§ **WHAT IS REQUIRED**:
Transcribe every line of the entries below without any changes.

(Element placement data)
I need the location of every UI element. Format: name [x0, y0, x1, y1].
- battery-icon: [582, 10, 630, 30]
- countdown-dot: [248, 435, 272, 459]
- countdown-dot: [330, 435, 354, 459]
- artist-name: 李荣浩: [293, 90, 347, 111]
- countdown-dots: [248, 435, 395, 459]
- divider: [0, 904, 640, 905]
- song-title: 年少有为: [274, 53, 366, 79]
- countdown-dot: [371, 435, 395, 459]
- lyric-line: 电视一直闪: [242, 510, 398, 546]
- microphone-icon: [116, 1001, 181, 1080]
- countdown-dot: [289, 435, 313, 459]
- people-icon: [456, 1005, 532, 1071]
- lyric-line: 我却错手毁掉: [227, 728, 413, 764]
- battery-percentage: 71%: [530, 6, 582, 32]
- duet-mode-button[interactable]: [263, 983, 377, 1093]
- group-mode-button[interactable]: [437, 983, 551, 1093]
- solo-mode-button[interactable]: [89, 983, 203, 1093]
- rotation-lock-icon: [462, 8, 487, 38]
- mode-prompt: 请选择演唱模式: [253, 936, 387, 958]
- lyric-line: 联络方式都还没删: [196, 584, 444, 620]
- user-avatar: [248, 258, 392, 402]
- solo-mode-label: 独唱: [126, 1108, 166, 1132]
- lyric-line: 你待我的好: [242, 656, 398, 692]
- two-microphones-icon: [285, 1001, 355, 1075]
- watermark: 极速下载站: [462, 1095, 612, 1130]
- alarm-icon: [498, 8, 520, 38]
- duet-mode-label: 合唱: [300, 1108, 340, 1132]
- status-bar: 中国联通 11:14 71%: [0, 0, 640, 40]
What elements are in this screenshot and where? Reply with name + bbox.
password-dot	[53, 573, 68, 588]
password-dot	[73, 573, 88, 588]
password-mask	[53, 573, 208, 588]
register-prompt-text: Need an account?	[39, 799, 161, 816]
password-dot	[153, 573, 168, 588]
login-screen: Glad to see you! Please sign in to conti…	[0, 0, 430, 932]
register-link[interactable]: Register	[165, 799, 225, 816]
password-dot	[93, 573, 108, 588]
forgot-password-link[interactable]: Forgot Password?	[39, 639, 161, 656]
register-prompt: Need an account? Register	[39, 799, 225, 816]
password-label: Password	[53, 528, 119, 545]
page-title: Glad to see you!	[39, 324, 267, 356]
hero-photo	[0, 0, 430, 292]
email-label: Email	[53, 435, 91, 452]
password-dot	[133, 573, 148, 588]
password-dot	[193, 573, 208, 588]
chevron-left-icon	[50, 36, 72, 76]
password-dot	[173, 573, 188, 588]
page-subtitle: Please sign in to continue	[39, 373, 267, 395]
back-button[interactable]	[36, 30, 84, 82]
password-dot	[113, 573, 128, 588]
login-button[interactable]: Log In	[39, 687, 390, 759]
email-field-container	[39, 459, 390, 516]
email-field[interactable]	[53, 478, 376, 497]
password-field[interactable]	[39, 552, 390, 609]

§ **WRITTEN ANSWER**:
I need the location of every UI element. Format: name [x0, y0, x1, y1].
- battery-icon: [582, 10, 630, 30]
- countdown-dot: [248, 435, 272, 459]
- countdown-dot: [330, 435, 354, 459]
- artist-name: 李荣浩: [293, 90, 347, 111]
- countdown-dots: [248, 435, 395, 459]
- divider: [0, 904, 640, 905]
- song-title: 年少有为: [274, 53, 366, 79]
- countdown-dot: [371, 435, 395, 459]
- lyric-line: 电视一直闪: [242, 510, 398, 546]
- microphone-icon: [116, 1001, 181, 1080]
- countdown-dot: [289, 435, 313, 459]
- people-icon: [456, 1005, 532, 1071]
- lyric-line: 我却错手毁掉: [227, 728, 413, 764]
- battery-percentage: 71%: [530, 6, 582, 32]
- duet-mode-button[interactable]: [263, 983, 377, 1093]
- group-mode-button[interactable]: [437, 983, 551, 1093]
- solo-mode-button[interactable]: [89, 983, 203, 1093]
- rotation-lock-icon: [462, 8, 487, 38]
- mode-prompt: 请选择演唱模式: [253, 936, 387, 958]
- lyric-line: 联络方式都还没删: [196, 584, 444, 620]
- user-avatar: [248, 258, 392, 402]
- solo-mode-label: 独唱: [126, 1108, 166, 1132]
- lyric-line: 你待我的好: [242, 656, 398, 692]
- two-microphones-icon: [285, 1001, 355, 1075]
- watermark: 极速下载站: [462, 1095, 612, 1130]
- alarm-icon: [498, 8, 520, 38]
- duet-mode-label: 合唱: [300, 1108, 340, 1132]
- status-bar: 中国联通 11:14 71%: [0, 0, 640, 40]
What elements are in this screenshot and where? Reply with name + bbox.
password-dot	[53, 573, 68, 588]
password-dot	[73, 573, 88, 588]
password-mask	[53, 573, 208, 588]
register-prompt-text: Need an account?	[39, 799, 161, 816]
password-dot	[153, 573, 168, 588]
login-screen: Glad to see you! Please sign in to conti…	[0, 0, 430, 932]
register-link[interactable]: Register	[165, 799, 225, 816]
password-dot	[93, 573, 108, 588]
forgot-password-link[interactable]: Forgot Password?	[39, 639, 161, 656]
register-prompt: Need an account? Register	[39, 799, 225, 816]
password-label: Password	[53, 528, 119, 545]
page-title: Glad to see you!	[39, 324, 267, 356]
hero-photo	[0, 0, 430, 292]
email-label: Email	[53, 435, 91, 452]
password-dot	[133, 573, 148, 588]
password-dot	[193, 573, 208, 588]
chevron-left-icon	[50, 36, 72, 76]
password-dot	[173, 573, 188, 588]
page-subtitle: Please sign in to continue	[39, 373, 267, 395]
back-button[interactable]	[36, 30, 84, 82]
password-dot	[113, 573, 128, 588]
login-button[interactable]: Log In	[39, 687, 390, 759]
email-field-container	[39, 459, 390, 516]
email-field[interactable]	[53, 478, 376, 497]
password-field[interactable]	[39, 552, 390, 609]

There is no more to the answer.